◆ Aim of the exercise:
Pictures aside, quote the whole listing exactly.
▬▬▬
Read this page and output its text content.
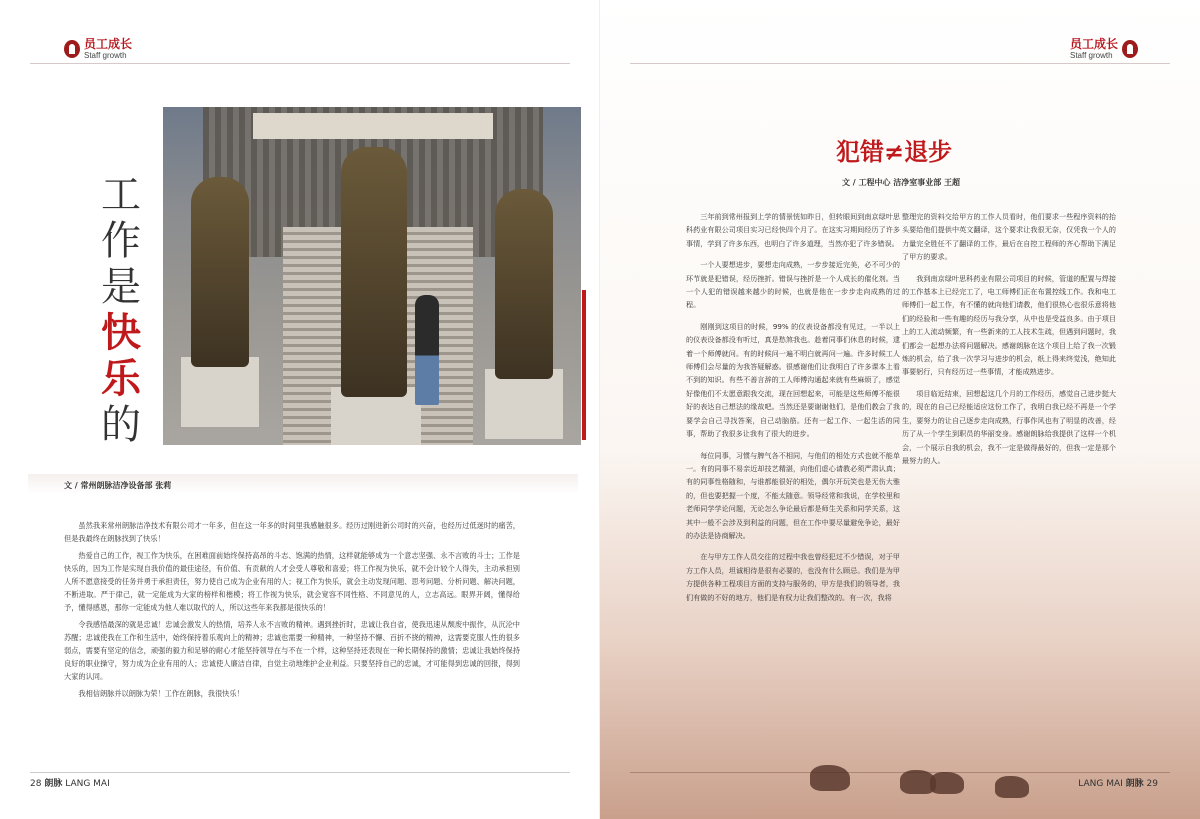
员工成长
Staff growth
工
作
是
快
乐
的
文 / 常州朗脉洁净设备部 张莉

虽然我来常州朗脉洁净技术有限公司才一年多，但在这一年多的时间里我感触很多。经历过刚进新公司时的兴奋，也经历过低迷时的痛苦，但是我最终在朗脉找到了快乐！

热爱自己的工作，视工作为快乐，在困难面前始终保持高昂的斗志、饱满的热情，这样就能够成为一个意志坚强、永不言败的斗士；工作是快乐的，因为工作是实现自我价值的最佳途径，有价值、有贡献的人才会受人尊敬和喜爱；将工作视为快乐，就不会计较个人得失，主动承担别人所不愿意接受的任务并勇于承担责任，努力使自己成为企业有用的人；视工作为快乐，就会主动发现问题、思考问题、分析问题、解决问题，不断进取。严于律己，就一定能成为大家的榜样和楷模；将工作视为快乐，就会宽容不同性格、不同意见的人，立志高远。眼界开阔，懂得给予，懂得感恩，那你一定能成为他人难以取代的人，所以这些年来我都是很快乐的！

令我感悟最深的就是忠诚！忠诚会激发人的热情，培养人永不言败的精神。遇到挫折时，忠诚让我自省，使我迅速从颓废中振作，从沉沦中苏醒；忠诚使我在工作和生活中，始终保持着乐观向上的精神；忠诚也需要一种精神，一种坚持不懈、百折不挠的精神，这需要克服人性的很多弱点，需要有坚定的信念，顽强的毅力和足够的耐心才能坚持领导在与不在一个样，这种坚持还表现在一种长期保持的激情；忠诚让我始终保持良好的职业操守，努力成为企业有用的人；忠诚使人廉洁自律，自觉主动地维护企业利益。只要坚持自己的忠诚，才可能得到忠诚的回报，得到大家的认同。

我相信朗脉并以朗脉为荣！工作在朗脉，我很快乐！

28 朗脉 LANG MAI
员工成长
Staff growth
LANG MAI 朗脉 29
犯错≠退步
文 / 工程中心 洁净室事业部 王超

三年前到常州报到上学的情景恍如昨日，但转眼间到南京绿叶思科药业有限公司项目实习已经快四个月了。在这实习期间经历了许多事情，学到了许多东西，也明白了许多道理，当然亦犯了许多错误。

一个人要想进步，要想走向成熟，一步步接近完美，必不可少的环节就是犯错误，经历挫折。错误与挫折是一个人成长的催化剂。当一个人犯的错误越来越少的时候，也就是他在一步步走向成熟的过程。

刚刚到这项目的时候，99% 的仪表设备都没有见过，一半以上的仪表设备都没有听过，真是愁煞我也。趁着同事们休息的时候，逮着一个师傅就问。有的时候问一遍不明白就再问一遍。许多时候工人师傅们会尽量的为我答疑解惑。很感谢他们让我明白了许多课本上看不到的知识。有些不善言辞的工人师傅沟通起来就有些麻烦了，感觉好像他们不太愿意跟我交流，现在回想起来，可能是这些师傅不能很好的表达自己想法的缘故吧。当然还是要谢谢他们，是他们教会了我要学会自己寻找答案，自己动脑筋。还有一起工作、一起生活的同事，帮助了我很多让我有了很大的进步。

每位同事，习惯与脾气各不相同，与他们的相处方式也就不能单一。有的同事不易亲近却技艺精湛，向他们虚心请教必须严肃认真；有的同事性格随和，与谁都能很好的相处，偶尔开玩笑也是无伤大雅的，但也要把握一个度，不能太随意。领导经常和我说，在学校里和老师同学学论问题，无论怎么争论最后都是师生关系和同学关系，这其中一般不会涉及到利益的问题，但在工作中要尽量避免争论，最好的办法是协商解决。

在与甲方工作人员交往的过程中我也曾经犯过不少错误，对于甲方工作人员，坦诚相待是很有必要的，也没有什么顾忌。我们是为甲方提供各种工程项目方面的支持与服务的，甲方是我们的领导者，我们有做的不好的地方，他们是有权力让我们整改的。有一次，我将

整理完的资料交给甲方的工作人员看时，他们要求一些程序资料的抬头要给他们提供中英文翻译，这个要求让我很无奈，仅凭我一个人的力量完全胜任不了翻译的工作，最后在自控工程师的齐心帮助下满足了甲方的要求。

我到南京绿叶思科药业有限公司项目的时候，管道的配置与焊接的工作基本上已经完工了，电工师傅们正在布置控线工作。我和电工师傅们一起工作，有不懂的就向他们请教，他们很热心也很乐意将他们的经验和一些有趣的经历与我分享，从中也是受益良多。由于项目上的工人流动频繁，有一些新来的工人技术生疏，但遇到问题时，我们都会一起想办法将问题解决。感谢朗脉在这个项目上给了我一次锻炼的机会，给了我一次学习与进步的机会，纸上得来终觉浅，绝知此事要躬行，只有经历过一些事情，才能成熟进步。

项目临近结束，回想起这几个月的工作经历，感觉自己进步挺大的，现在的自己已经能适应这份工作了，我明白我已经不再是一个学生，要努力的让自己逐步走向成熟，行事作风也有了明显的改善，经历了从一个学生到职员的华丽变身。感谢朗脉给我提供了这样一个机会，一个展示自我的机会，我不一定是做得最好的，但我一定是那个最努力的人。
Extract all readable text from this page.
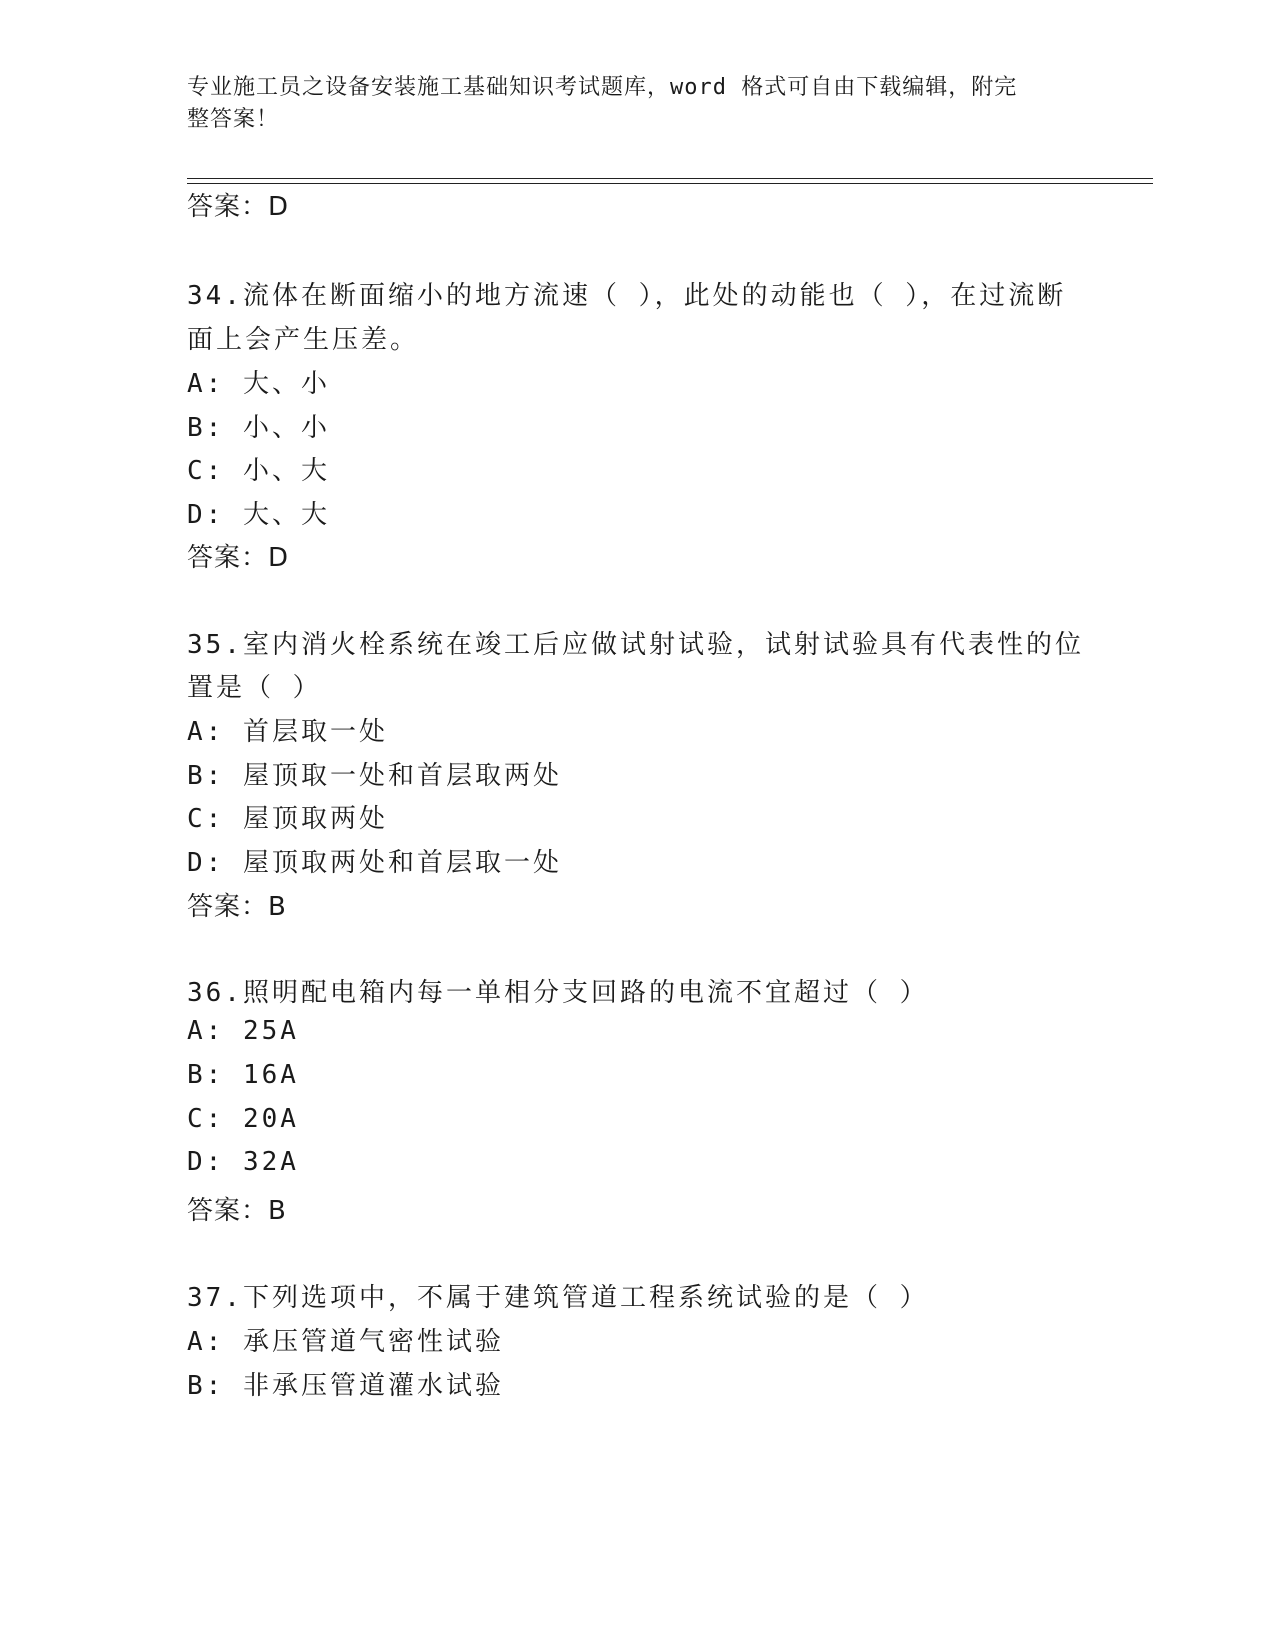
专业施工员之设备安装施工基础知识考试题库，word 格式可自由下载编辑，附完
整答案！
答案：D
34.流体在断面缩小的地方流速（ ），此处的动能也（ ），在过流断
面上会产生压差。
A: 大、小
B: 小、小
C: 小、大
D: 大、大
答案：D
35.室内消火栓系统在竣工后应做试射试验，试射试验具有代表性的位
置是（ ）
A: 首层取一处
B: 屋顶取一处和首层取两处
C: 屋顶取两处
D: 屋顶取两处和首层取一处
答案：B
36.照明配电箱内每一单相分支回路的电流不宜超过（ ）
A: 25A
B: 16A
C: 20A
D: 32A
答案：B
37.下列选项中，不属于建筑管道工程系统试验的是（ ）
A: 承压管道气密性试验
B: 非承压管道灌水试验
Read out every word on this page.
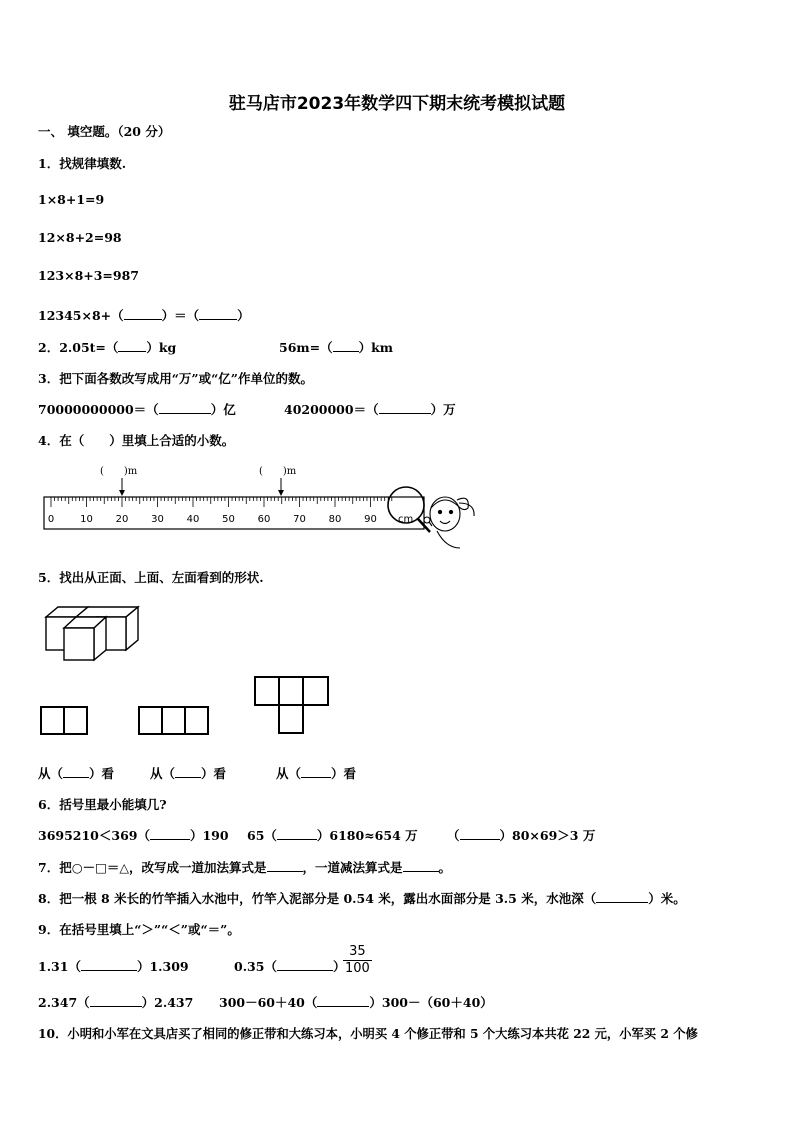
驻马店市2023年数学四下期末统考模拟试题
一、 填空题。（20 分）
1．找规律填数.
1×8+1=9
12×8+2=98
123×8+3=987
12345×8+（	）＝（	）
2．2.05t=（ ）kg	56m=（ ）km
3．把下面各数改写成用“万”或“亿”作单位的数。
70000000000＝（	）亿	40200000＝（	）万
4．在（　　）里填上合适的小数。
(　　)m	(　　)m
0	10 20 30 40 50 60 70 80 90 cm
5．找出从正面、上面、左面看到的形状.
从（ ）看	从（ ）看	从（ ）看
6．括号里最小能填几?
3695210＜369（	）190 65（	）6180≈654 万 （	）80×69＞3 万
7．把○－□＝△，改写成一道加法算式是	，一道减法算式是	。
8．把一根 8 米长的竹竿插入水池中，竹竿入泥部分是 0.54 米，露出水面部分是 3.5 米，水池深（	）米。
9．在括号里填上“＞”“＜”或“＝”。
1.31（	）1.309	0.35（	）
$\frac{35}{100}$
2.347（	）2.437 300－60＋40（	）300－（60＋40）
10．小明和小军在文具店买了相同的修正带和大练习本，小明买 4 个修正带和 5 个大练习本共花 22 元，小军买 2 个修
▬▬▬
◆ Exercise solution:
Read this page and output its text content.
员工成长
Staff growth
工
作
是
快
乐
的
文 / 常州朗脉洁净设备部 张莉

虽然我来常州朗脉洁净技术有限公司才一年多，但在这一年多的时间里我感触很多。经历过刚进新公司时的兴奋，也经历过低迷时的痛苦，但是我最终在朗脉找到了快乐！

热爱自己的工作，视工作为快乐，在困难面前始终保持高昂的斗志、饱满的热情，这样就能够成为一个意志坚强、永不言败的斗士；工作是快乐的，因为工作是实现自我价值的最佳途径，有价值、有贡献的人才会受人尊敬和喜爱；将工作视为快乐，就不会计较个人得失，主动承担别人所不愿意接受的任务并勇于承担责任，努力使自己成为企业有用的人；视工作为快乐，就会主动发现问题、思考问题、分析问题、解决问题，不断进取。严于律己，就一定能成为大家的榜样和楷模；将工作视为快乐，就会宽容不同性格、不同意见的人，立志高远。眼界开阔，懂得给予，懂得感恩，那你一定能成为他人难以取代的人，所以这些年来我都是很快乐的！

令我感悟最深的就是忠诚！忠诚会激发人的热情，培养人永不言败的精神。遇到挫折时，忠诚让我自省，使我迅速从颓废中振作，从沉沦中苏醒；忠诚使我在工作和生活中，始终保持着乐观向上的精神；忠诚也需要一种精神，一种坚持不懈、百折不挠的精神，这需要克服人性的很多弱点，需要有坚定的信念，顽强的毅力和足够的耐心才能坚持领导在与不在一个样，这种坚持还表现在一种长期保持的激情；忠诚让我始终保持良好的职业操守，努力成为企业有用的人；忠诚使人廉洁自律，自觉主动地维护企业利益。只要坚持自己的忠诚，才可能得到忠诚的回报，得到大家的认同。

我相信朗脉并以朗脉为荣！工作在朗脉，我很快乐！

28 朗脉 LANG MAI
员工成长
Staff growth
LANG MAI 朗脉 29
犯错≠退步
文 / 工程中心 洁净室事业部 王超

三年前到常州报到上学的情景恍如昨日，但转眼间到南京绿叶思科药业有限公司项目实习已经快四个月了。在这实习期间经历了许多事情，学到了许多东西，也明白了许多道理，当然亦犯了许多错误。

一个人要想进步，要想走向成熟，一步步接近完美，必不可少的环节就是犯错误，经历挫折。错误与挫折是一个人成长的催化剂。当一个人犯的错误越来越少的时候，也就是他在一步步走向成熟的过程。

刚刚到这项目的时候，99% 的仪表设备都没有见过，一半以上的仪表设备都没有听过，真是愁煞我也。趁着同事们休息的时候，逮着一个师傅就问。有的时候问一遍不明白就再问一遍。许多时候工人师傅们会尽量的为我答疑解惑。很感谢他们让我明白了许多课本上看不到的知识。有些不善言辞的工人师傅沟通起来就有些麻烦了，感觉好像他们不太愿意跟我交流，现在回想起来，可能是这些师傅不能很好的表达自己想法的缘故吧。当然还是要谢谢他们，是他们教会了我要学会自己寻找答案，自己动脑筋。还有一起工作、一起生活的同事，帮助了我很多让我有了很大的进步。

每位同事，习惯与脾气各不相同，与他们的相处方式也就不能单一。有的同事不易亲近却技艺精湛，向他们虚心请教必须严肃认真；有的同事性格随和，与谁都能很好的相处，偶尔开玩笑也是无伤大雅的，但也要把握一个度，不能太随意。领导经常和我说，在学校里和老师同学学论问题，无论怎么争论最后都是师生关系和同学关系，这其中一般不会涉及到利益的问题，但在工作中要尽量避免争论，最好的办法是协商解决。

在与甲方工作人员交往的过程中我也曾经犯过不少错误，对于甲方工作人员，坦诚相待是很有必要的，也没有什么顾忌。我们是为甲方提供各种工程项目方面的支持与服务的，甲方是我们的领导者，我们有做的不好的地方，他们是有权力让我们整改的。有一次，我将

整理完的资料交给甲方的工作人员看时，他们要求一些程序资料的抬头要给他们提供中英文翻译，这个要求让我很无奈，仅凭我一个人的力量完全胜任不了翻译的工作，最后在自控工程师的齐心帮助下满足了甲方的要求。

我到南京绿叶思科药业有限公司项目的时候，管道的配置与焊接的工作基本上已经完工了，电工师傅们正在布置控线工作。我和电工师傅们一起工作，有不懂的就向他们请教，他们很热心也很乐意将他们的经验和一些有趣的经历与我分享，从中也是受益良多。由于项目上的工人流动频繁，有一些新来的工人技术生疏，但遇到问题时，我们都会一起想办法将问题解决。感谢朗脉在这个项目上给了我一次锻炼的机会，给了我一次学习与进步的机会，纸上得来终觉浅，绝知此事要躬行，只有经历过一些事情，才能成熟进步。

项目临近结束，回想起这几个月的工作经历，感觉自己进步挺大的，现在的自己已经能适应这份工作了，我明白我已经不再是一个学生，要努力的让自己逐步走向成熟，行事作风也有了明显的改善，经历了从一个学生到职员的华丽变身。感谢朗脉给我提供了这样一个机会，一个展示自我的机会，我不一定是做得最好的，但我一定是那个最努力的人。
Extract all readable text from this page.
专业施工员之设备安装施工基础知识考试题库，word 格式可自由下载编辑，附完
整答案！
答案：D
34.流体在断面缩小的地方流速（ ），此处的动能也（ ），在过流断
面上会产生压差。
A: 大、小
B: 小、小
C: 小、大
D: 大、大
答案：D
35.室内消火栓系统在竣工后应做试射试验，试射试验具有代表性的位
置是（ ）
A: 首层取一处
B: 屋顶取一处和首层取两处
C: 屋顶取两处
D: 屋顶取两处和首层取一处
答案：B
36.照明配电箱内每一单相分支回路的电流不宜超过（ ）
A: 25A
B: 16A
C: 20A
D: 32A
答案：B
37.下列选项中，不属于建筑管道工程系统试验的是（ ）
A: 承压管道气密性试验
B: 非承压管道灌水试验
Read out every word on this page.
驻马店市2023年数学四下期末统考模拟试题
一、 填空题。（20 分）
1．找规律填数.
1×8+1=9
12×8+2=98
123×8+3=987
12345×8+（	）＝（	）
2．2.05t=（ ）kg	56m=（ ）km
3．把下面各数改写成用“万”或“亿”作单位的数。
70000000000＝（	）亿	40200000＝（	）万
4．在（　　）里填上合适的小数。
(　　)m	(　　)m
0	10 20 30 40 50 60 70 80 90 cm
5．找出从正面、上面、左面看到的形状.
从（ ）看	从（ ）看	从（ ）看
6．括号里最小能填几?
3695210＜369（	）190 65（	）6180≈654 万 （	）80×69＞3 万
7．把○－□＝△，改写成一道加法算式是	，一道减法算式是	。
8．把一根 8 米长的竹竿插入水池中，竹竿入泥部分是 0.54 米，露出水面部分是 3.5 米，水池深（	）米。
9．在括号里填上“＞”“＜”或“＝”。
1.31（	）1.309	0.35（	）
$\frac{35}{100}$
2.347（	）2.437 300－60＋40（	）300－（60＋40）
10．小明和小军在文具店买了相同的修正带和大练习本，小明买 4 个修正带和 5 个大练习本共花 22 元，小军买 2 个修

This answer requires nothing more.